▶ TASK STATEMENT
Write out all of the data exactly as it appears.

(Collected data entries)
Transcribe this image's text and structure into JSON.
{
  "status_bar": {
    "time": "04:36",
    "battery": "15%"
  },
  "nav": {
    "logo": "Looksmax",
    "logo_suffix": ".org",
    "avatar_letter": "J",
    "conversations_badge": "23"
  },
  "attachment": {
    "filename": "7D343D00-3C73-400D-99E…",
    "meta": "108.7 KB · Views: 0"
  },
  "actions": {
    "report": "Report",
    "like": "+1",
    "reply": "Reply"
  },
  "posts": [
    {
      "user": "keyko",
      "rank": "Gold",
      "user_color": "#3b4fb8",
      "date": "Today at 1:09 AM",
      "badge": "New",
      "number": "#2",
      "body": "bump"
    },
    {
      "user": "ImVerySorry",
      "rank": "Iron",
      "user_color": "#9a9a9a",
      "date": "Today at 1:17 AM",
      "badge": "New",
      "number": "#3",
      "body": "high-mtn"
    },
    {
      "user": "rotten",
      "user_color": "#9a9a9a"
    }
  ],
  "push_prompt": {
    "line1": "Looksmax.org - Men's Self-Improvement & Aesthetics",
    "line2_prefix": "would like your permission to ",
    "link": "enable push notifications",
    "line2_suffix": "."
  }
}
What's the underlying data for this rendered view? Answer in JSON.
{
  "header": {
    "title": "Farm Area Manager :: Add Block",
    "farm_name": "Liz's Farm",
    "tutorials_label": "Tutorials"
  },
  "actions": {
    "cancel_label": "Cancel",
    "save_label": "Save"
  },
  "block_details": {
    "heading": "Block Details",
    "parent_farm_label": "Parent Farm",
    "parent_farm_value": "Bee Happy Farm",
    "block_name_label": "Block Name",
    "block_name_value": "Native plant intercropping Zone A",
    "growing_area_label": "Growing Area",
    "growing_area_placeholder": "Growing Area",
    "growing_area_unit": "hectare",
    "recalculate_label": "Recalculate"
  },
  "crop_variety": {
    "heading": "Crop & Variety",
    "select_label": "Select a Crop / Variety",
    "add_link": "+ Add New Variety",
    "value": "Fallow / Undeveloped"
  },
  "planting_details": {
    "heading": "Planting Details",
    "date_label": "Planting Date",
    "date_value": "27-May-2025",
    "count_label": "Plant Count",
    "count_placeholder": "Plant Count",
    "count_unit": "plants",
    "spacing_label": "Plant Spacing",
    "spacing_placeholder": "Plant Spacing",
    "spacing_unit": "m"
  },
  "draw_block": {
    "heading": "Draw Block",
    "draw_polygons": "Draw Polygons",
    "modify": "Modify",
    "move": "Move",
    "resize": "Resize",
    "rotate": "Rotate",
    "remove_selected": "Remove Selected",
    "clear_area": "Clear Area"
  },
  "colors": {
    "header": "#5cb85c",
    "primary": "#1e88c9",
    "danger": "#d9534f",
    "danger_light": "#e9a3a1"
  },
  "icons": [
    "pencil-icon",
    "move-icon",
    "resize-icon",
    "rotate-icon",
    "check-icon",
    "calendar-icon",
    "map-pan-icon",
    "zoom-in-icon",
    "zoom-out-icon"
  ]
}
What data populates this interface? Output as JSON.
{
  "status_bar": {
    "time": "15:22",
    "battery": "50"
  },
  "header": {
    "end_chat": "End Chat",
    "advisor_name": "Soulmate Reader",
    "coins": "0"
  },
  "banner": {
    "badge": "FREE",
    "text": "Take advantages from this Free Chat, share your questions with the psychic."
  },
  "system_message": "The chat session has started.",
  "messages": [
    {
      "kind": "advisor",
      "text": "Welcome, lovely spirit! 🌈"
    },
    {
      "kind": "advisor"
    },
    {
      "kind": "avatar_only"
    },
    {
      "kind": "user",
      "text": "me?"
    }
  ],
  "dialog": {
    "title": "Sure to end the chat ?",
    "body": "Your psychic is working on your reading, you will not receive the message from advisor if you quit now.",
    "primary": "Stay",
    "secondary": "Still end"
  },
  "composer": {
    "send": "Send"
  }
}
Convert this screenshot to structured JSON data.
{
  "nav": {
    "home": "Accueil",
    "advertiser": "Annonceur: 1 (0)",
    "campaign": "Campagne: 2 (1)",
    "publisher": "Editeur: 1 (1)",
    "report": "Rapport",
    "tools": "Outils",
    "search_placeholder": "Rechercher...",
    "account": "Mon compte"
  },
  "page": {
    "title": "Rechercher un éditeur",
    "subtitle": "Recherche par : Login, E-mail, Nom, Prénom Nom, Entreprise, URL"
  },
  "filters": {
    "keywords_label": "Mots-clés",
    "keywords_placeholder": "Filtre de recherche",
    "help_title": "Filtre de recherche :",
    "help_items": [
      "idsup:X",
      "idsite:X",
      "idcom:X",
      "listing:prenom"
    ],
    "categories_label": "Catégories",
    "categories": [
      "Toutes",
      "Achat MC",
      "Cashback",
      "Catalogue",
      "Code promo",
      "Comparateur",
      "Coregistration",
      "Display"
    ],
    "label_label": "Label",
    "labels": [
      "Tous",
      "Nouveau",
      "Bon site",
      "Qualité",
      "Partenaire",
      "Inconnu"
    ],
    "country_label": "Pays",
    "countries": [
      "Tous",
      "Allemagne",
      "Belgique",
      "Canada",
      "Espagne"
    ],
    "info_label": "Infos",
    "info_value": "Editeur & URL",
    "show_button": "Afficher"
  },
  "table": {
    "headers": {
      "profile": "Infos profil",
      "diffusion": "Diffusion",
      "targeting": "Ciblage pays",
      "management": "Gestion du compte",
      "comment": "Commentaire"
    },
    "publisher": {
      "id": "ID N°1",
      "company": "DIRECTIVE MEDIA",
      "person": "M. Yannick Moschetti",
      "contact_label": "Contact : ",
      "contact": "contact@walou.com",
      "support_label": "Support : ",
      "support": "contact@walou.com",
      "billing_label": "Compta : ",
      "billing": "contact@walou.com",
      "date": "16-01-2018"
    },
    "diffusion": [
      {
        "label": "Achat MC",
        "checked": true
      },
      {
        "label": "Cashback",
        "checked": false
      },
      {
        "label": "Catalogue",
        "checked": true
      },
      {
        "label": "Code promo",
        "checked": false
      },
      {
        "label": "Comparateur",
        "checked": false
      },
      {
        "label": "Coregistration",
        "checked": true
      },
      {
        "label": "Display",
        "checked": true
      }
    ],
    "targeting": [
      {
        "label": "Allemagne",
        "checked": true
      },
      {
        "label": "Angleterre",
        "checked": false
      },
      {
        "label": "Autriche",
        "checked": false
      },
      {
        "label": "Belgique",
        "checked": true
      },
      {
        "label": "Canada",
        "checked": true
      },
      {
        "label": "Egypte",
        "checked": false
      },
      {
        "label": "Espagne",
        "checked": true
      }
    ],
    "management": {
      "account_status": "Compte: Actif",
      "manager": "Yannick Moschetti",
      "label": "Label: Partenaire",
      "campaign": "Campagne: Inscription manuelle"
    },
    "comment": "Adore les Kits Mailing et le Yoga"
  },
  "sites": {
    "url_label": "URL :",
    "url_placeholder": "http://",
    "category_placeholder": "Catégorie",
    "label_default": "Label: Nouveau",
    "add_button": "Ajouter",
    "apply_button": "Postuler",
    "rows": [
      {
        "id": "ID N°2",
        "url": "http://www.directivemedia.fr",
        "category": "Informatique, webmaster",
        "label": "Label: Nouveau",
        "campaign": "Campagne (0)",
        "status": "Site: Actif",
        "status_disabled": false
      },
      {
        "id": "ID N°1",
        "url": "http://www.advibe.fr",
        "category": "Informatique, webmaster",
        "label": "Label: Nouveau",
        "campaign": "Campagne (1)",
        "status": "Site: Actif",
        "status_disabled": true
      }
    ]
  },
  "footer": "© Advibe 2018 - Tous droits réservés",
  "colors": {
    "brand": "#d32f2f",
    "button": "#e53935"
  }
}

▶ FINAL RESULT
Transcribe this image's text and structure into JSON.
{
  "status_bar": {
    "time": "04:36",
    "battery": "15%"
  },
  "nav": {
    "logo": "Looksmax",
    "logo_suffix": ".org",
    "avatar_letter": "J",
    "conversations_badge": "23"
  },
  "attachment": {
    "filename": "7D343D00-3C73-400D-99E…",
    "meta": "108.7 KB · Views: 0"
  },
  "actions": {
    "report": "Report",
    "like": "+1",
    "reply": "Reply"
  },
  "posts": [
    {
      "user": "keyko",
      "rank": "Gold",
      "user_color": "#3b4fb8",
      "date": "Today at 1:09 AM",
      "badge": "New",
      "number": "#2",
      "body": "bump"
    },
    {
      "user": "ImVerySorry",
      "rank": "Iron",
      "user_color": "#9a9a9a",
      "date": "Today at 1:17 AM",
      "badge": "New",
      "number": "#3",
      "body": "high-mtn"
    },
    {
      "user": "rotten",
      "user_color": "#9a9a9a"
    }
  ],
  "push_prompt": {
    "line1": "Looksmax.org - Men's Self-Improvement & Aesthetics",
    "line2_prefix": "would like your permission to ",
    "link": "enable push notifications",
    "line2_suffix": "."
  }
}
What's the underlying data for this rendered view? Answer in JSON.
{
  "header": {
    "title": "Farm Area Manager :: Add Block",
    "farm_name": "Liz's Farm",
    "tutorials_label": "Tutorials"
  },
  "actions": {
    "cancel_label": "Cancel",
    "save_label": "Save"
  },
  "block_details": {
    "heading": "Block Details",
    "parent_farm_label": "Parent Farm",
    "parent_farm_value": "Bee Happy Farm",
    "block_name_label": "Block Name",
    "block_name_value": "Native plant intercropping Zone A",
    "growing_area_label": "Growing Area",
    "growing_area_placeholder": "Growing Area",
    "growing_area_unit": "hectare",
    "recalculate_label": "Recalculate"
  },
  "crop_variety": {
    "heading": "Crop & Variety",
    "select_label": "Select a Crop / Variety",
    "add_link": "+ Add New Variety",
    "value": "Fallow / Undeveloped"
  },
  "planting_details": {
    "heading": "Planting Details",
    "date_label": "Planting Date",
    "date_value": "27-May-2025",
    "count_label": "Plant Count",
    "count_placeholder": "Plant Count",
    "count_unit": "plants",
    "spacing_label": "Plant Spacing",
    "spacing_placeholder": "Plant Spacing",
    "spacing_unit": "m"
  },
  "draw_block": {
    "heading": "Draw Block",
    "draw_polygons": "Draw Polygons",
    "modify": "Modify",
    "move": "Move",
    "resize": "Resize",
    "rotate": "Rotate",
    "remove_selected": "Remove Selected",
    "clear_area": "Clear Area"
  },
  "colors": {
    "header": "#5cb85c",
    "primary": "#1e88c9",
    "danger": "#d9534f",
    "danger_light": "#e9a3a1"
  },
  "icons": [
    "pencil-icon",
    "move-icon",
    "resize-icon",
    "rotate-icon",
    "check-icon",
    "calendar-icon",
    "map-pan-icon",
    "zoom-in-icon",
    "zoom-out-icon"
  ]
}
What data populates this interface? Output as JSON.
{
  "status_bar": {
    "time": "15:22",
    "battery": "50"
  },
  "header": {
    "end_chat": "End Chat",
    "advisor_name": "Soulmate Reader",
    "coins": "0"
  },
  "banner": {
    "badge": "FREE",
    "text": "Take advantages from this Free Chat, share your questions with the psychic."
  },
  "system_message": "The chat session has started.",
  "messages": [
    {
      "kind": "advisor",
      "text": "Welcome, lovely spirit! 🌈"
    },
    {
      "kind": "advisor"
    },
    {
      "kind": "avatar_only"
    },
    {
      "kind": "user",
      "text": "me?"
    }
  ],
  "dialog": {
    "title": "Sure to end the chat ?",
    "body": "Your psychic is working on your reading, you will not receive the message from advisor if you quit now.",
    "primary": "Stay",
    "secondary": "Still end"
  },
  "composer": {
    "send": "Send"
  }
}
Convert this screenshot to structured JSON data.
{
  "nav": {
    "home": "Accueil",
    "advertiser": "Annonceur: 1 (0)",
    "campaign": "Campagne: 2 (1)",
    "publisher": "Editeur: 1 (1)",
    "report": "Rapport",
    "tools": "Outils",
    "search_placeholder": "Rechercher...",
    "account": "Mon compte"
  },
  "page": {
    "title": "Rechercher un éditeur",
    "subtitle": "Recherche par : Login, E-mail, Nom, Prénom Nom, Entreprise, URL"
  },
  "filters": {
    "keywords_label": "Mots-clés",
    "keywords_placeholder": "Filtre de recherche",
    "help_title": "Filtre de recherche :",
    "help_items": [
      "idsup:X",
      "idsite:X",
      "idcom:X",
      "listing:prenom"
    ],
    "categories_label": "Catégories",
    "categories": [
      "Toutes",
      "Achat MC",
      "Cashback",
      "Catalogue",
      "Code promo",
      "Comparateur",
      "Coregistration",
      "Display"
    ],
    "label_label": "Label",
    "labels": [
      "Tous",
      "Nouveau",
      "Bon site",
      "Qualité",
      "Partenaire",
      "Inconnu"
    ],
    "country_label": "Pays",
    "countries": [
      "Tous",
      "Allemagne",
      "Belgique",
      "Canada",
      "Espagne"
    ],
    "info_label": "Infos",
    "info_value": "Editeur & URL",
    "show_button": "Afficher"
  },
  "table": {
    "headers": {
      "profile": "Infos profil",
      "diffusion": "Diffusion",
      "targeting": "Ciblage pays",
      "management": "Gestion du compte",
      "comment": "Commentaire"
    },
    "publisher": {
      "id": "ID N°1",
      "company": "DIRECTIVE MEDIA",
      "person": "M. Yannick Moschetti",
      "contact_label": "Contact : ",
      "contact": "contact@walou.com",
      "support_label": "Support : ",
      "support": "contact@walou.com",
      "billing_label": "Compta : ",
      "billing": "contact@walou.com",
      "date": "16-01-2018"
    },
    "diffusion": [
      {
        "label": "Achat MC",
        "checked": true
      },
      {
        "label": "Cashback",
        "checked": false
      },
      {
        "label": "Catalogue",
        "checked": true
      },
      {
        "label": "Code promo",
        "checked": false
      },
      {
        "label": "Comparateur",
        "checked": false
      },
      {
        "label": "Coregistration",
        "checked": true
      },
      {
        "label": "Display",
        "checked": true
      }
    ],
    "targeting": [
      {
        "label": "Allemagne",
        "checked": true
      },
      {
        "label": "Angleterre",
        "checked": false
      },
      {
        "label": "Autriche",
        "checked": false
      },
      {
        "label": "Belgique",
        "checked": true
      },
      {
        "label": "Canada",
        "checked": true
      },
      {
        "label": "Egypte",
        "checked": false
      },
      {
        "label": "Espagne",
        "checked": true
      }
    ],
    "management": {
      "account_status": "Compte: Actif",
      "manager": "Yannick Moschetti",
      "label": "Label: Partenaire",
      "campaign": "Campagne: Inscription manuelle"
    },
    "comment": "Adore les Kits Mailing et le Yoga"
  },
  "sites": {
    "url_label": "URL :",
    "url_placeholder": "http://",
    "category_placeholder": "Catégorie",
    "label_default": "Label: Nouveau",
    "add_button": "Ajouter",
    "apply_button": "Postuler",
    "rows": [
      {
        "id": "ID N°2",
        "url": "http://www.directivemedia.fr",
        "category": "Informatique, webmaster",
        "label": "Label: Nouveau",
        "campaign": "Campagne (0)",
        "status": "Site: Actif",
        "status_disabled": false
      },
      {
        "id": "ID N°1",
        "url": "http://www.advibe.fr",
        "category": "Informatique, webmaster",
        "label": "Label: Nouveau",
        "campaign": "Campagne (1)",
        "status": "Site: Actif",
        "status_disabled": true
      }
    ]
  },
  "footer": "© Advibe 2018 - Tous droits réservés",
  "colors": {
    "brand": "#d32f2f",
    "button": "#e53935"
  }
}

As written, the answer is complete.